• _What you are asked to do_: Return every record below exactly as written, omitting any pictures.

• _Material supplied_:
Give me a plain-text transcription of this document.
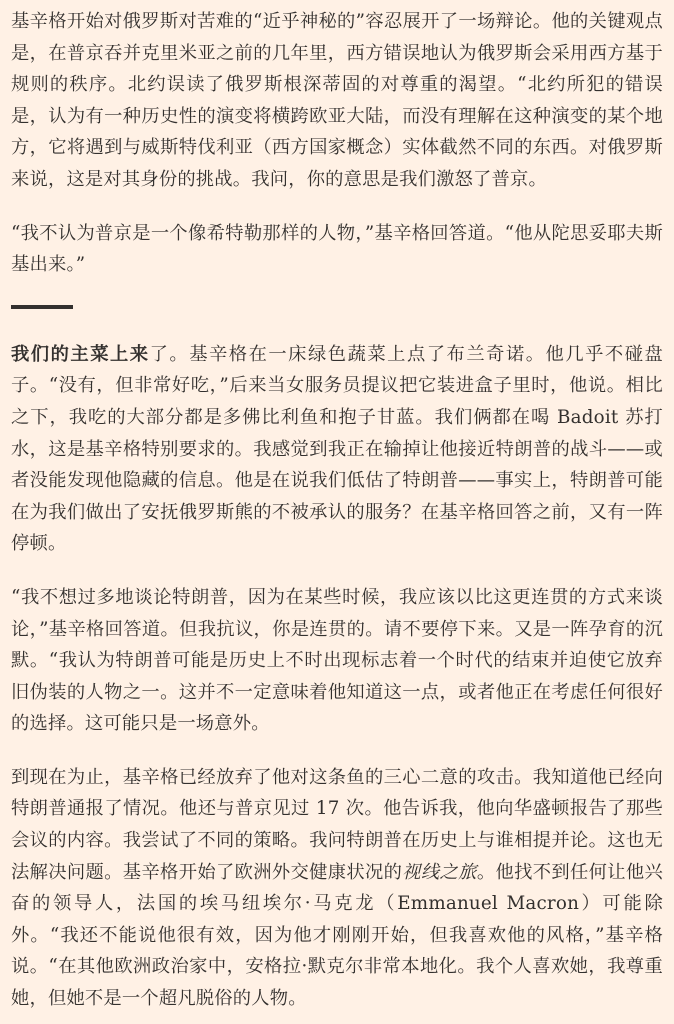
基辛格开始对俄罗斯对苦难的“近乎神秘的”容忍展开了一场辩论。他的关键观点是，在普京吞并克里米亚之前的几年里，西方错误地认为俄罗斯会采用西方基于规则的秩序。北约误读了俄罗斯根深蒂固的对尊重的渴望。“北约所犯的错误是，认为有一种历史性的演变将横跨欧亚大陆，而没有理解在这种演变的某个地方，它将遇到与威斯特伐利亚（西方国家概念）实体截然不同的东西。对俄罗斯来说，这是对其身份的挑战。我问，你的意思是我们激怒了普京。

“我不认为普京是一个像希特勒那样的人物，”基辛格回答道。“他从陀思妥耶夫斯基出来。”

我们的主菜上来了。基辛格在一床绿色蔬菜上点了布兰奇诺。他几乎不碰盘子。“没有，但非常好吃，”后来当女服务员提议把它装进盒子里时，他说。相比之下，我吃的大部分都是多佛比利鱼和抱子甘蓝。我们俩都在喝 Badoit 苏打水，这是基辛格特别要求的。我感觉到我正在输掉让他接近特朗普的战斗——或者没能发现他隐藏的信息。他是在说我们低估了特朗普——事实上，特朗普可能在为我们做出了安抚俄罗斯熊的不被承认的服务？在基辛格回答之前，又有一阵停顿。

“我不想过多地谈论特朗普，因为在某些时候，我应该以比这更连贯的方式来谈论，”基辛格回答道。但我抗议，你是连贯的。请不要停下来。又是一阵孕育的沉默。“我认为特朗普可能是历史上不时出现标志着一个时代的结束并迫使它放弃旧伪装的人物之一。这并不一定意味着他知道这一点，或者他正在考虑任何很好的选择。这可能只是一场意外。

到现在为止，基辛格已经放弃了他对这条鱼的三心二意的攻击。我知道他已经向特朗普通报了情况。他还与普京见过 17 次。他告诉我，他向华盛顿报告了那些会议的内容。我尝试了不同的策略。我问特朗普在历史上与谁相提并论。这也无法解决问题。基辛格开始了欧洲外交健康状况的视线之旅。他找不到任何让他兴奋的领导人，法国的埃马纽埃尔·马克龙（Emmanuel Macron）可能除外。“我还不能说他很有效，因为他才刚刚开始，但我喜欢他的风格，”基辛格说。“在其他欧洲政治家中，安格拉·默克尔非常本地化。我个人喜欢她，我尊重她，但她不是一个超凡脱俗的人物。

• _Final result_:
Give me a plain-text transcription of this document.
基辛格开始对俄罗斯对苦难的“近乎神秘的”容忍展开了一场辩论。他的关键观点是，在普京吞并克里米亚之前的几年里，西方错误地认为俄罗斯会采用西方基于规则的秩序。北约误读了俄罗斯根深蒂固的对尊重的渴望。“北约所犯的错误是，认为有一种历史性的演变将横跨欧亚大陆，而没有理解在这种演变的某个地方，它将遇到与威斯特伐利亚（西方国家概念）实体截然不同的东西。对俄罗斯来说，这是对其身份的挑战。我问，你的意思是我们激怒了普京。

“我不认为普京是一个像希特勒那样的人物，”基辛格回答道。“他从陀思妥耶夫斯基出来。”

我们的主菜上来了。基辛格在一床绿色蔬菜上点了布兰奇诺。他几乎不碰盘子。“没有，但非常好吃，”后来当女服务员提议把它装进盒子里时，他说。相比之下，我吃的大部分都是多佛比利鱼和抱子甘蓝。我们俩都在喝 Badoit 苏打水，这是基辛格特别要求的。我感觉到我正在输掉让他接近特朗普的战斗——或者没能发现他隐藏的信息。他是在说我们低估了特朗普——事实上，特朗普可能在为我们做出了安抚俄罗斯熊的不被承认的服务？在基辛格回答之前，又有一阵停顿。

“我不想过多地谈论特朗普，因为在某些时候，我应该以比这更连贯的方式来谈论，”基辛格回答道。但我抗议，你是连贯的。请不要停下来。又是一阵孕育的沉默。“我认为特朗普可能是历史上不时出现标志着一个时代的结束并迫使它放弃旧伪装的人物之一。这并不一定意味着他知道这一点，或者他正在考虑任何很好的选择。这可能只是一场意外。

到现在为止，基辛格已经放弃了他对这条鱼的三心二意的攻击。我知道他已经向特朗普通报了情况。他还与普京见过 17 次。他告诉我，他向华盛顿报告了那些会议的内容。我尝试了不同的策略。我问特朗普在历史上与谁相提并论。这也无法解决问题。基辛格开始了欧洲外交健康状况的视线之旅。他找不到任何让他兴奋的领导人，法国的埃马纽埃尔·马克龙（Emmanuel Macron）可能除外。“我还不能说他很有效，因为他才刚刚开始，但我喜欢他的风格，”基辛格说。“在其他欧洲政治家中，安格拉·默克尔非常本地化。我个人喜欢她，我尊重她，但她不是一个超凡脱俗的人物。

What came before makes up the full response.